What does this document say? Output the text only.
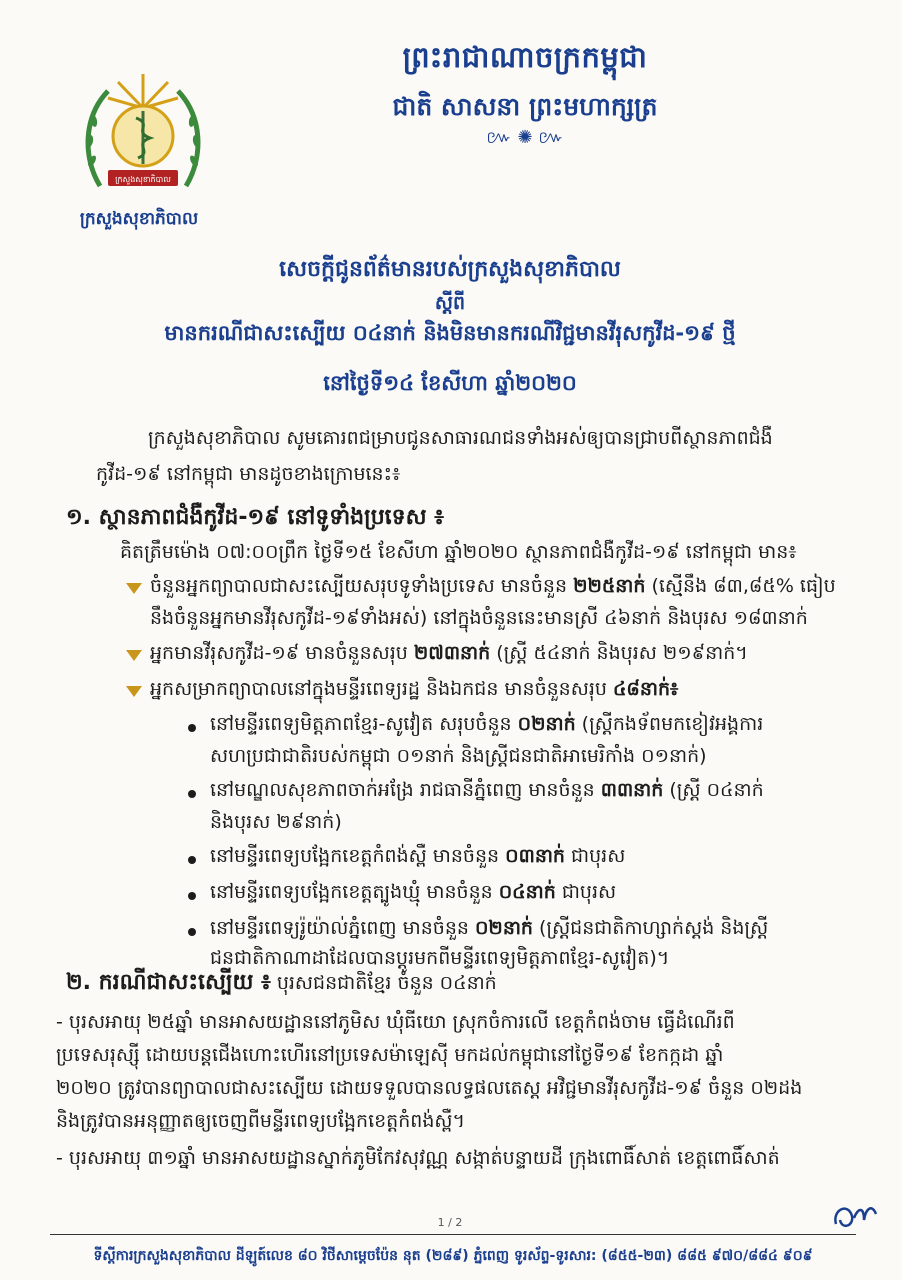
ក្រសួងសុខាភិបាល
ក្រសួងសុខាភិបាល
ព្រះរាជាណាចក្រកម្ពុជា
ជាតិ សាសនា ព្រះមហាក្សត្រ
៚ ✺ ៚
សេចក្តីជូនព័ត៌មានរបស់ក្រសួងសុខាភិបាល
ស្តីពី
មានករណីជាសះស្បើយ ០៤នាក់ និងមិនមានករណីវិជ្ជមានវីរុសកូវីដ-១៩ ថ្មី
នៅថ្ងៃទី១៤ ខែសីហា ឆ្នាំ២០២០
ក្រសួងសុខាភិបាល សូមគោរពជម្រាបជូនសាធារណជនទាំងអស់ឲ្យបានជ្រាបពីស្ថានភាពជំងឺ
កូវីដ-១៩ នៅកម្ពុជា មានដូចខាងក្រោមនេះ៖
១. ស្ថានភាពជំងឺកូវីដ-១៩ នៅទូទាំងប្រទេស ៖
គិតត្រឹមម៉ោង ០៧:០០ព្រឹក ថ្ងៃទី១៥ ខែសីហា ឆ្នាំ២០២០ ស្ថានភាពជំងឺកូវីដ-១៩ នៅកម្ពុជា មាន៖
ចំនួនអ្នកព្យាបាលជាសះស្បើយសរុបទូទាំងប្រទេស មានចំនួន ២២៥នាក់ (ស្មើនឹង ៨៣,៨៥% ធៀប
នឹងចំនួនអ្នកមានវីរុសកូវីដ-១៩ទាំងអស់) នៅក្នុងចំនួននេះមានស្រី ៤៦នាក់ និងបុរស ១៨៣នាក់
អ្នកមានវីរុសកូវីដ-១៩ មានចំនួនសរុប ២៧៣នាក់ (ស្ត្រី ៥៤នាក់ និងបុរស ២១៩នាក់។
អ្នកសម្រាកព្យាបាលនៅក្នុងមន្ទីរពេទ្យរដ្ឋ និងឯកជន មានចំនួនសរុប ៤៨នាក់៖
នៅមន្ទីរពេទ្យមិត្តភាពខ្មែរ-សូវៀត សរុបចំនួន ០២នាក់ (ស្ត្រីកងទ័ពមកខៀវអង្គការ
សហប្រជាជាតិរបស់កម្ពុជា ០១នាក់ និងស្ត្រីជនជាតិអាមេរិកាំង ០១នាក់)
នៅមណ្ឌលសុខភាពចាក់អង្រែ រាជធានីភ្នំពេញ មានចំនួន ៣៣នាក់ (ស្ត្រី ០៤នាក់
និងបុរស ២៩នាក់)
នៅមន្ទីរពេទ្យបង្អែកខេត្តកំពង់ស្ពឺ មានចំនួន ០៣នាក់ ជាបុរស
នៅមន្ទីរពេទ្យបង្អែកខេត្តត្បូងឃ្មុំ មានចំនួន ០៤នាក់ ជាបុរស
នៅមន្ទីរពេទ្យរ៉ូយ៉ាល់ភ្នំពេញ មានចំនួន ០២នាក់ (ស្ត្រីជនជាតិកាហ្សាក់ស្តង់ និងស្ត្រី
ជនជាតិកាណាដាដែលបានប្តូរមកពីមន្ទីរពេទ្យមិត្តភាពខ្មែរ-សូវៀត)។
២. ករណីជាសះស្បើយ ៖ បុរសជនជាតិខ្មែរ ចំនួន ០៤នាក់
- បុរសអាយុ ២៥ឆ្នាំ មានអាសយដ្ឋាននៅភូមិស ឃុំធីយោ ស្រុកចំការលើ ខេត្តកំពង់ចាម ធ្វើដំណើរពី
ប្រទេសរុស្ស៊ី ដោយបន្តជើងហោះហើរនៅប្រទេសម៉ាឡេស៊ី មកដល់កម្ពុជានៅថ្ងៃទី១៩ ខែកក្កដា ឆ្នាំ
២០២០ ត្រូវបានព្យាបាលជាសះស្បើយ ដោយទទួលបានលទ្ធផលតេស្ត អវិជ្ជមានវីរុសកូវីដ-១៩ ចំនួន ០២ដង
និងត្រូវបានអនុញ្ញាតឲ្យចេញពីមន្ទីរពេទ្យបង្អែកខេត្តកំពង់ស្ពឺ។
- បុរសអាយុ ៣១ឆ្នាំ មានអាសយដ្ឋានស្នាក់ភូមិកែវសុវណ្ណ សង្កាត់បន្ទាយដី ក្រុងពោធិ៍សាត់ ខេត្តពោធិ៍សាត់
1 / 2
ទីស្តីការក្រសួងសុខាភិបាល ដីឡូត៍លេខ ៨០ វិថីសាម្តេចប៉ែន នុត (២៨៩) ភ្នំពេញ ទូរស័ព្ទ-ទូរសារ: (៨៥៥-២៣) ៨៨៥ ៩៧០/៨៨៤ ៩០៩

======

EXERCISE: Are you able to set down all the lines above exactly, without any pictures?

EXPECTED ANSWER:
What does this document say? Output the text only.
ក្រសួងសុខាភិបាល
ក្រសួងសុខាភិបាល
ព្រះរាជាណាចក្រកម្ពុជា
ជាតិ សាសនា ព្រះមហាក្សត្រ
៚ ✺ ៚
សេចក្តីជូនព័ត៌មានរបស់ក្រសួងសុខាភិបាល
ស្តីពី
មានករណីជាសះស្បើយ ០៤នាក់ និងមិនមានករណីវិជ្ជមានវីរុសកូវីដ-១៩ ថ្មី
នៅថ្ងៃទី១៤ ខែសីហា ឆ្នាំ២០២០
ក្រសួងសុខាភិបាល សូមគោរពជម្រាបជូនសាធារណជនទាំងអស់ឲ្យបានជ្រាបពីស្ថានភាពជំងឺ
កូវីដ-១៩ នៅកម្ពុជា មានដូចខាងក្រោមនេះ៖
១. ស្ថានភាពជំងឺកូវីដ-១៩ នៅទូទាំងប្រទេស ៖
គិតត្រឹមម៉ោង ០៧:០០ព្រឹក ថ្ងៃទី១៥ ខែសីហា ឆ្នាំ២០២០ ស្ថានភាពជំងឺកូវីដ-១៩ នៅកម្ពុជា មាន៖
ចំនួនអ្នកព្យាបាលជាសះស្បើយសរុបទូទាំងប្រទេស មានចំនួន ២២៥នាក់ (ស្មើនឹង ៨៣,៨៥% ធៀប
នឹងចំនួនអ្នកមានវីរុសកូវីដ-១៩ទាំងអស់) នៅក្នុងចំនួននេះមានស្រី ៤៦នាក់ និងបុរស ១៨៣នាក់
អ្នកមានវីរុសកូវីដ-១៩ មានចំនួនសរុប ២៧៣នាក់ (ស្ត្រី ៥៤នាក់ និងបុរស ២១៩នាក់។
អ្នកសម្រាកព្យាបាលនៅក្នុងមន្ទីរពេទ្យរដ្ឋ និងឯកជន មានចំនួនសរុប ៤៨នាក់៖
នៅមន្ទីរពេទ្យមិត្តភាពខ្មែរ-សូវៀត សរុបចំនួន ០២នាក់ (ស្ត្រីកងទ័ពមកខៀវអង្គការ
សហប្រជាជាតិរបស់កម្ពុជា ០១នាក់ និងស្ត្រីជនជាតិអាមេរិកាំង ០១នាក់)
នៅមណ្ឌលសុខភាពចាក់អង្រែ រាជធានីភ្នំពេញ មានចំនួន ៣៣នាក់ (ស្ត្រី ០៤នាក់
និងបុរស ២៩នាក់)
នៅមន្ទីរពេទ្យបង្អែកខេត្តកំពង់ស្ពឺ មានចំនួន ០៣នាក់ ជាបុរស
នៅមន្ទីរពេទ្យបង្អែកខេត្តត្បូងឃ្មុំ មានចំនួន ០៤នាក់ ជាបុរស
នៅមន្ទីរពេទ្យរ៉ូយ៉ាល់ភ្នំពេញ មានចំនួន ០២នាក់ (ស្ត្រីជនជាតិកាហ្សាក់ស្តង់ និងស្ត្រី
ជនជាតិកាណាដាដែលបានប្តូរមកពីមន្ទីរពេទ្យមិត្តភាពខ្មែរ-សូវៀត)។
២. ករណីជាសះស្បើយ ៖ បុរសជនជាតិខ្មែរ ចំនួន ០៤នាក់
- បុរសអាយុ ២៥ឆ្នាំ មានអាសយដ្ឋាននៅភូមិស ឃុំធីយោ ស្រុកចំការលើ ខេត្តកំពង់ចាម ធ្វើដំណើរពី
ប្រទេសរុស្ស៊ី ដោយបន្តជើងហោះហើរនៅប្រទេសម៉ាឡេស៊ី មកដល់កម្ពុជានៅថ្ងៃទី១៩ ខែកក្កដា ឆ្នាំ
២០២០ ត្រូវបានព្យាបាលជាសះស្បើយ ដោយទទួលបានលទ្ធផលតេស្ត អវិជ្ជមានវីរុសកូវីដ-១៩ ចំនួន ០២ដង
និងត្រូវបានអនុញ្ញាតឲ្យចេញពីមន្ទីរពេទ្យបង្អែកខេត្តកំពង់ស្ពឺ។
- បុរសអាយុ ៣១ឆ្នាំ មានអាសយដ្ឋានស្នាក់ភូមិកែវសុវណ្ណ សង្កាត់បន្ទាយដី ក្រុងពោធិ៍សាត់ ខេត្តពោធិ៍សាត់
1 / 2
ទីស្តីការក្រសួងសុខាភិបាល ដីឡូត៍លេខ ៨០ វិថីសាម្តេចប៉ែន នុត (២៨៩) ភ្នំពេញ ទូរស័ព្ទ-ទូរសារ: (៨៥៥-២៣) ៨៨៥ ៩៧០/៨៨៤ ៩០៩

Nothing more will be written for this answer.